▶ _RECORDS FOR THIS EXERCISE_:
━━━━━━━━━━

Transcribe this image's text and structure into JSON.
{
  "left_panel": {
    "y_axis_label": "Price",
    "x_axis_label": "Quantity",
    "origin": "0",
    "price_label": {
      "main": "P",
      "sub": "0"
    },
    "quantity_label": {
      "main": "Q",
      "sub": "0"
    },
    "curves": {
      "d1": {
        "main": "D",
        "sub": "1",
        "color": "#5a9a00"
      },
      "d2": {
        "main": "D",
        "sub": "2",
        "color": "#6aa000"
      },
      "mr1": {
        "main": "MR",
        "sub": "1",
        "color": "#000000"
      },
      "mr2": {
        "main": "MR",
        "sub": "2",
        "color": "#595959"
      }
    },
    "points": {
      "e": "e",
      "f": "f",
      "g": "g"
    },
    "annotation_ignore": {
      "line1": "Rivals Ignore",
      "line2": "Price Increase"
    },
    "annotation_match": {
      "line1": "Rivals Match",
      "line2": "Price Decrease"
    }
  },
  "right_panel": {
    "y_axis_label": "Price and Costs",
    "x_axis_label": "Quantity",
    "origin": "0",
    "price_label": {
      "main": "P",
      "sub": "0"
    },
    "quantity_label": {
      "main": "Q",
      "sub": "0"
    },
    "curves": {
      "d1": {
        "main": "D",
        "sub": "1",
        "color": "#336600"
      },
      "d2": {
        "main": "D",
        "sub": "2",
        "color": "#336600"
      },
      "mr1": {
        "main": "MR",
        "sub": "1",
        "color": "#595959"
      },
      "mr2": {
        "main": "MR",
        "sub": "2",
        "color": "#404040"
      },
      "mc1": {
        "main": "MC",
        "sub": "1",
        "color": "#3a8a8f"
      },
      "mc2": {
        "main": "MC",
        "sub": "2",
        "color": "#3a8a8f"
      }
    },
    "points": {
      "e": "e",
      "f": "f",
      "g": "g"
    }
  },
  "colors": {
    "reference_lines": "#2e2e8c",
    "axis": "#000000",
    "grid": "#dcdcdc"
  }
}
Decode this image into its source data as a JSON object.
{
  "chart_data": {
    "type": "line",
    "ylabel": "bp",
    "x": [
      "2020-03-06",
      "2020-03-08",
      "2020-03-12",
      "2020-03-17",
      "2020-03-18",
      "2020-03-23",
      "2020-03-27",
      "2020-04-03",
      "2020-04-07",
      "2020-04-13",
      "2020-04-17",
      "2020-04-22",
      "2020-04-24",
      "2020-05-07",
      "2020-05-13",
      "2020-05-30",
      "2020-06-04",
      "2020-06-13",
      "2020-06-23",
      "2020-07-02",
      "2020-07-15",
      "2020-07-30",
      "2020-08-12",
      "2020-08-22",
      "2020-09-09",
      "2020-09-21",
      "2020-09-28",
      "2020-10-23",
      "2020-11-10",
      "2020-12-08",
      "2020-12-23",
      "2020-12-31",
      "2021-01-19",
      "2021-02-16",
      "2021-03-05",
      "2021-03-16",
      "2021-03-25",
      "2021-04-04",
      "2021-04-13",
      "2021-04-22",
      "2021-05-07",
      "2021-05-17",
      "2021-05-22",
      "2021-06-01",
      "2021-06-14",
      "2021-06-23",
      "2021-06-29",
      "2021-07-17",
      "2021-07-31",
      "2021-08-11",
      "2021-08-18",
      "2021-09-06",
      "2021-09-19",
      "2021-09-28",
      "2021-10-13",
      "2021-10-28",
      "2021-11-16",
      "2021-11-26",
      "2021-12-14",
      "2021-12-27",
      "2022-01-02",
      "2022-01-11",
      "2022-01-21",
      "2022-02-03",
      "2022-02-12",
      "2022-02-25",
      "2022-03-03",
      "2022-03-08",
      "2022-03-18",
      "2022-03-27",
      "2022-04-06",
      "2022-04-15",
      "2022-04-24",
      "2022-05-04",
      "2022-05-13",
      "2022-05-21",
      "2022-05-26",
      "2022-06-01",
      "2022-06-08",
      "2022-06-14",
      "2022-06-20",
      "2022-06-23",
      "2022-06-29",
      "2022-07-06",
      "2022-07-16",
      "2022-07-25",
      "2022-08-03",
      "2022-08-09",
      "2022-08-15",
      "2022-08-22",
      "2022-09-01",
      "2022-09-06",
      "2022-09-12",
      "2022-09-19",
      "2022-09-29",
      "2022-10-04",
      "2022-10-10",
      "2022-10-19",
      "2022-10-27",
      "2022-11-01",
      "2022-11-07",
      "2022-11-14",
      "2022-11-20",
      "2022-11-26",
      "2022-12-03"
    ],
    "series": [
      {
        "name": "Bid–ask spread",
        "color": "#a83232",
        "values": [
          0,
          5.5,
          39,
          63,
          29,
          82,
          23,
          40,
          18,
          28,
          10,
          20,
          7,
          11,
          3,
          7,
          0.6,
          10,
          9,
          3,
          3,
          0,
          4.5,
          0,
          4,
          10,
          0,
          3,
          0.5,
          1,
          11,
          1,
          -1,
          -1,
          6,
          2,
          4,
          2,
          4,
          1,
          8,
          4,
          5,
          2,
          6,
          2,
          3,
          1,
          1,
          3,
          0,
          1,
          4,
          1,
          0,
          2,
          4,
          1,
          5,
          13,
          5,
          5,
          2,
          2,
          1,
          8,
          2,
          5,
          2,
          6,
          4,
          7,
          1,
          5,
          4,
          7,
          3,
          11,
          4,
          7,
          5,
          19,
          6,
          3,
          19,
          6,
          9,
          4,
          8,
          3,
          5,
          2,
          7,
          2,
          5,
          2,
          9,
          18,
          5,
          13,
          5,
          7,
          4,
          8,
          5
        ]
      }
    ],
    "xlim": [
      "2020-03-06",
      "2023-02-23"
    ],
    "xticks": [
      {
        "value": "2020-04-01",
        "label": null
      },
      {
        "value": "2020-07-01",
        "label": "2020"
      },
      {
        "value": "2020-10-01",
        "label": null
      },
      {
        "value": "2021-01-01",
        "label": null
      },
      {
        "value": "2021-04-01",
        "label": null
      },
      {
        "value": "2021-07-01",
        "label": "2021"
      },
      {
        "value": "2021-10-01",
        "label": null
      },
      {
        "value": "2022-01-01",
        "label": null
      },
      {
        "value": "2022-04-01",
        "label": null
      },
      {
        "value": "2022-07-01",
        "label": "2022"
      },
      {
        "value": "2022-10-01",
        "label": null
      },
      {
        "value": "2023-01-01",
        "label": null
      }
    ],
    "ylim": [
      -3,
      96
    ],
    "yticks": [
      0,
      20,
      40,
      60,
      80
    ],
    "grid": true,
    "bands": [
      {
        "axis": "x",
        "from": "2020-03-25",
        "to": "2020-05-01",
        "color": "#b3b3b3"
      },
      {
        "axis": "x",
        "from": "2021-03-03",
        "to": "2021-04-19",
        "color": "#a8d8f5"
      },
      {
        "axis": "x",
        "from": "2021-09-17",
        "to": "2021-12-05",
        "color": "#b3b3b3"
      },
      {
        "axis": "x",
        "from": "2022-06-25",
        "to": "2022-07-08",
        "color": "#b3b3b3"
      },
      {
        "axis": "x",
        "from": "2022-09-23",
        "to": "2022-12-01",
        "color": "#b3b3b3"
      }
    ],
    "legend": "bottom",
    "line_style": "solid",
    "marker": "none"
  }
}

━━━━━━━━━━

▶ _CHALLENGE_: Return the listing above in full, character for character.

▶ _ANSWER_:
Transcribe this image's text and structure into JSON.
{
  "left_panel": {
    "y_axis_label": "Price",
    "x_axis_label": "Quantity",
    "origin": "0",
    "price_label": {
      "main": "P",
      "sub": "0"
    },
    "quantity_label": {
      "main": "Q",
      "sub": "0"
    },
    "curves": {
      "d1": {
        "main": "D",
        "sub": "1",
        "color": "#5a9a00"
      },
      "d2": {
        "main": "D",
        "sub": "2",
        "color": "#6aa000"
      },
      "mr1": {
        "main": "MR",
        "sub": "1",
        "color": "#000000"
      },
      "mr2": {
        "main": "MR",
        "sub": "2",
        "color": "#595959"
      }
    },
    "points": {
      "e": "e",
      "f": "f",
      "g": "g"
    },
    "annotation_ignore": {
      "line1": "Rivals Ignore",
      "line2": "Price Increase"
    },
    "annotation_match": {
      "line1": "Rivals Match",
      "line2": "Price Decrease"
    }
  },
  "right_panel": {
    "y_axis_label": "Price and Costs",
    "x_axis_label": "Quantity",
    "origin": "0",
    "price_label": {
      "main": "P",
      "sub": "0"
    },
    "quantity_label": {
      "main": "Q",
      "sub": "0"
    },
    "curves": {
      "d1": {
        "main": "D",
        "sub": "1",
        "color": "#336600"
      },
      "d2": {
        "main": "D",
        "sub": "2",
        "color": "#336600"
      },
      "mr1": {
        "main": "MR",
        "sub": "1",
        "color": "#595959"
      },
      "mr2": {
        "main": "MR",
        "sub": "2",
        "color": "#404040"
      },
      "mc1": {
        "main": "MC",
        "sub": "1",
        "color": "#3a8a8f"
      },
      "mc2": {
        "main": "MC",
        "sub": "2",
        "color": "#3a8a8f"
      }
    },
    "points": {
      "e": "e",
      "f": "f",
      "g": "g"
    }
  },
  "colors": {
    "reference_lines": "#2e2e8c",
    "axis": "#000000",
    "grid": "#dcdcdc"
  }
}
Decode this image into its source data as a JSON object.
{
  "chart_data": {
    "type": "line",
    "ylabel": "bp",
    "x": [
      "2020-03-06",
      "2020-03-08",
      "2020-03-12",
      "2020-03-17",
      "2020-03-18",
      "2020-03-23",
      "2020-03-27",
      "2020-04-03",
      "2020-04-07",
      "2020-04-13",
      "2020-04-17",
      "2020-04-22",
      "2020-04-24",
      "2020-05-07",
      "2020-05-13",
      "2020-05-30",
      "2020-06-04",
      "2020-06-13",
      "2020-06-23",
      "2020-07-02",
      "2020-07-15",
      "2020-07-30",
      "2020-08-12",
      "2020-08-22",
      "2020-09-09",
      "2020-09-21",
      "2020-09-28",
      "2020-10-23",
      "2020-11-10",
      "2020-12-08",
      "2020-12-23",
      "2020-12-31",
      "2021-01-19",
      "2021-02-16",
      "2021-03-05",
      "2021-03-16",
      "2021-03-25",
      "2021-04-04",
      "2021-04-13",
      "2021-04-22",
      "2021-05-07",
      "2021-05-17",
      "2021-05-22",
      "2021-06-01",
      "2021-06-14",
      "2021-06-23",
      "2021-06-29",
      "2021-07-17",
      "2021-07-31",
      "2021-08-11",
      "2021-08-18",
      "2021-09-06",
      "2021-09-19",
      "2021-09-28",
      "2021-10-13",
      "2021-10-28",
      "2021-11-16",
      "2021-11-26",
      "2021-12-14",
      "2021-12-27",
      "2022-01-02",
      "2022-01-11",
      "2022-01-21",
      "2022-02-03",
      "2022-02-12",
      "2022-02-25",
      "2022-03-03",
      "2022-03-08",
      "2022-03-18",
      "2022-03-27",
      "2022-04-06",
      "2022-04-15",
      "2022-04-24",
      "2022-05-04",
      "2022-05-13",
      "2022-05-21",
      "2022-05-26",
      "2022-06-01",
      "2022-06-08",
      "2022-06-14",
      "2022-06-20",
      "2022-06-23",
      "2022-06-29",
      "2022-07-06",
      "2022-07-16",
      "2022-07-25",
      "2022-08-03",
      "2022-08-09",
      "2022-08-15",
      "2022-08-22",
      "2022-09-01",
      "2022-09-06",
      "2022-09-12",
      "2022-09-19",
      "2022-09-29",
      "2022-10-04",
      "2022-10-10",
      "2022-10-19",
      "2022-10-27",
      "2022-11-01",
      "2022-11-07",
      "2022-11-14",
      "2022-11-20",
      "2022-11-26",
      "2022-12-03"
    ],
    "series": [
      {
        "name": "Bid–ask spread",
        "color": "#a83232",
        "values": [
          0,
          5.5,
          39,
          63,
          29,
          82,
          23,
          40,
          18,
          28,
          10,
          20,
          7,
          11,
          3,
          7,
          0.6,
          10,
          9,
          3,
          3,
          0,
          4.5,
          0,
          4,
          10,
          0,
          3,
          0.5,
          1,
          11,
          1,
          -1,
          -1,
          6,
          2,
          4,
          2,
          4,
          1,
          8,
          4,
          5,
          2,
          6,
          2,
          3,
          1,
          1,
          3,
          0,
          1,
          4,
          1,
          0,
          2,
          4,
          1,
          5,
          13,
          5,
          5,
          2,
          2,
          1,
          8,
          2,
          5,
          2,
          6,
          4,
          7,
          1,
          5,
          4,
          7,
          3,
          11,
          4,
          7,
          5,
          19,
          6,
          3,
          19,
          6,
          9,
          4,
          8,
          3,
          5,
          2,
          7,
          2,
          5,
          2,
          9,
          18,
          5,
          13,
          5,
          7,
          4,
          8,
          5
        ]
      }
    ],
    "xlim": [
      "2020-03-06",
      "2023-02-23"
    ],
    "xticks": [
      {
        "value": "2020-04-01",
        "label": null
      },
      {
        "value": "2020-07-01",
        "label": "2020"
      },
      {
        "value": "2020-10-01",
        "label": null
      },
      {
        "value": "2021-01-01",
        "label": null
      },
      {
        "value": "2021-04-01",
        "label": null
      },
      {
        "value": "2021-07-01",
        "label": "2021"
      },
      {
        "value": "2021-10-01",
        "label": null
      },
      {
        "value": "2022-01-01",
        "label": null
      },
      {
        "value": "2022-04-01",
        "label": null
      },
      {
        "value": "2022-07-01",
        "label": "2022"
      },
      {
        "value": "2022-10-01",
        "label": null
      },
      {
        "value": "2023-01-01",
        "label": null
      }
    ],
    "ylim": [
      -3,
      96
    ],
    "yticks": [
      0,
      20,
      40,
      60,
      80
    ],
    "grid": true,
    "bands": [
      {
        "axis": "x",
        "from": "2020-03-25",
        "to": "2020-05-01",
        "color": "#b3b3b3"
      },
      {
        "axis": "x",
        "from": "2021-03-03",
        "to": "2021-04-19",
        "color": "#a8d8f5"
      },
      {
        "axis": "x",
        "from": "2021-09-17",
        "to": "2021-12-05",
        "color": "#b3b3b3"
      },
      {
        "axis": "x",
        "from": "2022-06-25",
        "to": "2022-07-08",
        "color": "#b3b3b3"
      },
      {
        "axis": "x",
        "from": "2022-09-23",
        "to": "2022-12-01",
        "color": "#b3b3b3"
      }
    ],
    "legend": "bottom",
    "line_style": "solid",
    "marker": "none"
  }
}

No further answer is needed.